Raw records:

====================

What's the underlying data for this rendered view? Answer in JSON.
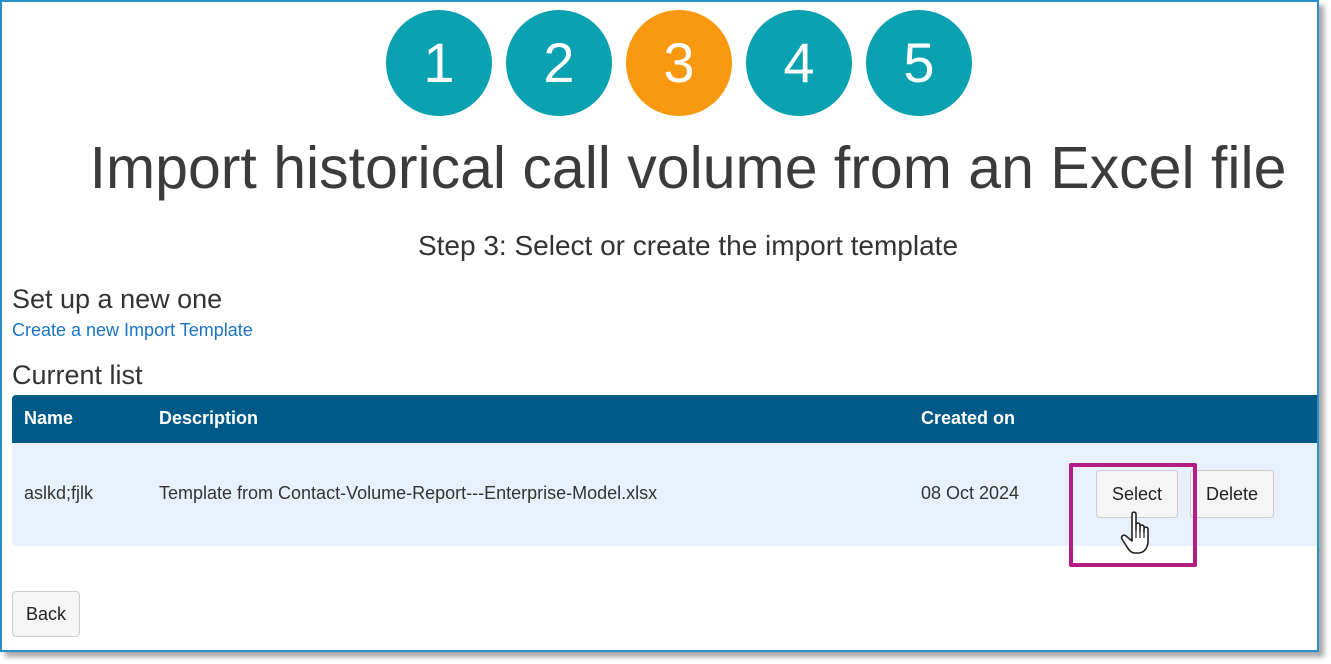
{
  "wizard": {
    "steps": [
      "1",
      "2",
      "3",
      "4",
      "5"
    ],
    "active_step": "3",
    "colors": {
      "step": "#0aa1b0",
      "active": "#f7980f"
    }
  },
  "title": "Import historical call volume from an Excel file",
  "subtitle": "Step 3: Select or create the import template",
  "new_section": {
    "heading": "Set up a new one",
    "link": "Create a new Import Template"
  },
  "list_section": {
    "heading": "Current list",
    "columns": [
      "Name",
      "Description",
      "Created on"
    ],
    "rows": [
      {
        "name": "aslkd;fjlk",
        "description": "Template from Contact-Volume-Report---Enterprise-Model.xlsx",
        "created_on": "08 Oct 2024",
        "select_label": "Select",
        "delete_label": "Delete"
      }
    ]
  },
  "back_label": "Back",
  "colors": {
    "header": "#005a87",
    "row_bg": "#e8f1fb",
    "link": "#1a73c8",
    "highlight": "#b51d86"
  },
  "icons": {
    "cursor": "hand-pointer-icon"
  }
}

====================

YOUR TASK: Without the pictures, extract every entry verbatim.

RESULT:
What's the underlying data for this rendered view? Answer in JSON.
{
  "wizard": {
    "steps": [
      "1",
      "2",
      "3",
      "4",
      "5"
    ],
    "active_step": "3",
    "colors": {
      "step": "#0aa1b0",
      "active": "#f7980f"
    }
  },
  "title": "Import historical call volume from an Excel file",
  "subtitle": "Step 3: Select or create the import template",
  "new_section": {
    "heading": "Set up a new one",
    "link": "Create a new Import Template"
  },
  "list_section": {
    "heading": "Current list",
    "columns": [
      "Name",
      "Description",
      "Created on"
    ],
    "rows": [
      {
        "name": "aslkd;fjlk",
        "description": "Template from Contact-Volume-Report---Enterprise-Model.xlsx",
        "created_on": "08 Oct 2024",
        "select_label": "Select",
        "delete_label": "Delete"
      }
    ]
  },
  "back_label": "Back",
  "colors": {
    "header": "#005a87",
    "row_bg": "#e8f1fb",
    "link": "#1a73c8",
    "highlight": "#b51d86"
  },
  "icons": {
    "cursor": "hand-pointer-icon"
  }
}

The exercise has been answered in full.